What is needed:
Tally the lines that hold the word "JSON" and reply with that figure only.
======
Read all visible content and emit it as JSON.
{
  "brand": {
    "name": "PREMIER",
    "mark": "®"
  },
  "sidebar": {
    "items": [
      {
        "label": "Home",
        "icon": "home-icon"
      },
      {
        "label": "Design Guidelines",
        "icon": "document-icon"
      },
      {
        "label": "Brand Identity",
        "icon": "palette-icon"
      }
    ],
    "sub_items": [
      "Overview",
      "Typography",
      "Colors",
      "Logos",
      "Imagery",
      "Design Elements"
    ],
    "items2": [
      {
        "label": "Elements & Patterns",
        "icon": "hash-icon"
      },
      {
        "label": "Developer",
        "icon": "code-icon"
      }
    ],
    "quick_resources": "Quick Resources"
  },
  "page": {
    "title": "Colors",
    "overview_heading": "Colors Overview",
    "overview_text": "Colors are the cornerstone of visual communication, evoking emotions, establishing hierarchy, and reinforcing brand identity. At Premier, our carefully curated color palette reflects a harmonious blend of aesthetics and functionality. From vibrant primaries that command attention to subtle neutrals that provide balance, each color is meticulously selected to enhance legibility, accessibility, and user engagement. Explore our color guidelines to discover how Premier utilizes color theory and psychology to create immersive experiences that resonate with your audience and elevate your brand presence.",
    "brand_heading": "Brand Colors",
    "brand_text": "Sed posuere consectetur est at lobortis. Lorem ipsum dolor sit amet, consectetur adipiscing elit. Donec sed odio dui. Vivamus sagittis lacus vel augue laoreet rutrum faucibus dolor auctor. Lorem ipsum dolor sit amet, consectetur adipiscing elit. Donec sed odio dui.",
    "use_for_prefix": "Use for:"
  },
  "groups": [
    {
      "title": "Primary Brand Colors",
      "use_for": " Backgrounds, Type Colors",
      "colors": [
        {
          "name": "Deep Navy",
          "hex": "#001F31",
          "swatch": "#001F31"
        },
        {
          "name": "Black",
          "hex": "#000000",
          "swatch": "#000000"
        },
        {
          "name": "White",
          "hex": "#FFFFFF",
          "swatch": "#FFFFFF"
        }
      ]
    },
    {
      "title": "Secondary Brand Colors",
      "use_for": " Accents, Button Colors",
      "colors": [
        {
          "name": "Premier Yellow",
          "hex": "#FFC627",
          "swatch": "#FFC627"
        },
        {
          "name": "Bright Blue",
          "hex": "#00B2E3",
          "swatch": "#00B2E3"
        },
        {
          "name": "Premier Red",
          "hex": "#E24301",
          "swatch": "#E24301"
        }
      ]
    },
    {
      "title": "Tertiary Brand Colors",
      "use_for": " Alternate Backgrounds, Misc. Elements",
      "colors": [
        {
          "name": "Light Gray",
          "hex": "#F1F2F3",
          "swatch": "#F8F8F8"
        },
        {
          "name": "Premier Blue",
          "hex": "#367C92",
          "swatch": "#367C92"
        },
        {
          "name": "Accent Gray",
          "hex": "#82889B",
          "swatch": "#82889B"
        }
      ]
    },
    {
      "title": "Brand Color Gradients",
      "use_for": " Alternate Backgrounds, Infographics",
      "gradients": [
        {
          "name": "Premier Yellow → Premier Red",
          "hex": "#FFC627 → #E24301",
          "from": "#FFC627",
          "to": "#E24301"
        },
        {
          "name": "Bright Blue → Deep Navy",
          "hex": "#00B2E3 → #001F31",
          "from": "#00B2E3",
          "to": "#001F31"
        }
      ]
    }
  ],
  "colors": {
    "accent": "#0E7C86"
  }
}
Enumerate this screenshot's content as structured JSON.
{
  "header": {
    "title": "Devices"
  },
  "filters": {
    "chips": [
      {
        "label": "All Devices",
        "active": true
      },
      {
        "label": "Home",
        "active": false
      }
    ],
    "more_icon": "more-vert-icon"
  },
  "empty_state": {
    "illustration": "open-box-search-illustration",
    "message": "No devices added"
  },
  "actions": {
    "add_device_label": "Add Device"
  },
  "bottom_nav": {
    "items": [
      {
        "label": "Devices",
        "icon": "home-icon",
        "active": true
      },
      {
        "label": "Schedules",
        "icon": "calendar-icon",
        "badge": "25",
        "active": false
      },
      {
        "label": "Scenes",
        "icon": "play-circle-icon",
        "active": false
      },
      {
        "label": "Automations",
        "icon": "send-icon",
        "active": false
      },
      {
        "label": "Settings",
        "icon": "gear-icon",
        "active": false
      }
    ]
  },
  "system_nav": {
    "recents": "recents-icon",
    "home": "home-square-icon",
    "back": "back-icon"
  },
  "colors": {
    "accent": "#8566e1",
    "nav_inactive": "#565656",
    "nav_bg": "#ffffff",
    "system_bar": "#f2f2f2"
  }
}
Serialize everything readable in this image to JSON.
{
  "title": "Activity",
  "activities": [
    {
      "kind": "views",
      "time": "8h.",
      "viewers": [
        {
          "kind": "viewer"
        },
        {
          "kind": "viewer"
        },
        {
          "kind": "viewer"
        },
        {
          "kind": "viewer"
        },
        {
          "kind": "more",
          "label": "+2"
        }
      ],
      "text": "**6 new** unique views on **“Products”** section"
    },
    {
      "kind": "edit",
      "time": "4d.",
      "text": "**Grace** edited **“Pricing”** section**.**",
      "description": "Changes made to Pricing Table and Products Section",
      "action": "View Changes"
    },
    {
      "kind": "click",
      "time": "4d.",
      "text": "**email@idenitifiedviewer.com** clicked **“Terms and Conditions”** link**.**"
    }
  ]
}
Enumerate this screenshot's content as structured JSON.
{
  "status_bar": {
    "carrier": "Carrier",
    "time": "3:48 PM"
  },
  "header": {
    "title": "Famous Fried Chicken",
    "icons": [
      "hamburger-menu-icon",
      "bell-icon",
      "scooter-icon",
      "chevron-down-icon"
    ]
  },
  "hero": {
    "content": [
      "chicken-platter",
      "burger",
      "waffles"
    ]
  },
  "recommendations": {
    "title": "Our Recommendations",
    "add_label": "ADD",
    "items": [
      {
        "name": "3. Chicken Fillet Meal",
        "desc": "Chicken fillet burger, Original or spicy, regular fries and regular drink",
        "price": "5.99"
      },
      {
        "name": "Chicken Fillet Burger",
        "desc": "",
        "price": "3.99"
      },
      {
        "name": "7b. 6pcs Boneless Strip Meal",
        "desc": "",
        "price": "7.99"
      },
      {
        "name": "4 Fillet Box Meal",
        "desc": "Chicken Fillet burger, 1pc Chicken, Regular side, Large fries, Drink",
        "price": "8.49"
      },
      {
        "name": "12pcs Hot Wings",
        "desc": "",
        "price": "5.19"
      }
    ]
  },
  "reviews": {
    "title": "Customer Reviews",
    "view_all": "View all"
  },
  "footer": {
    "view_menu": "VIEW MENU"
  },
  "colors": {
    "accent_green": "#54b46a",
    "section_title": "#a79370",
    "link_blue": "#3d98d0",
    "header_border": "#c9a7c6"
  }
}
======
Answer in full:
4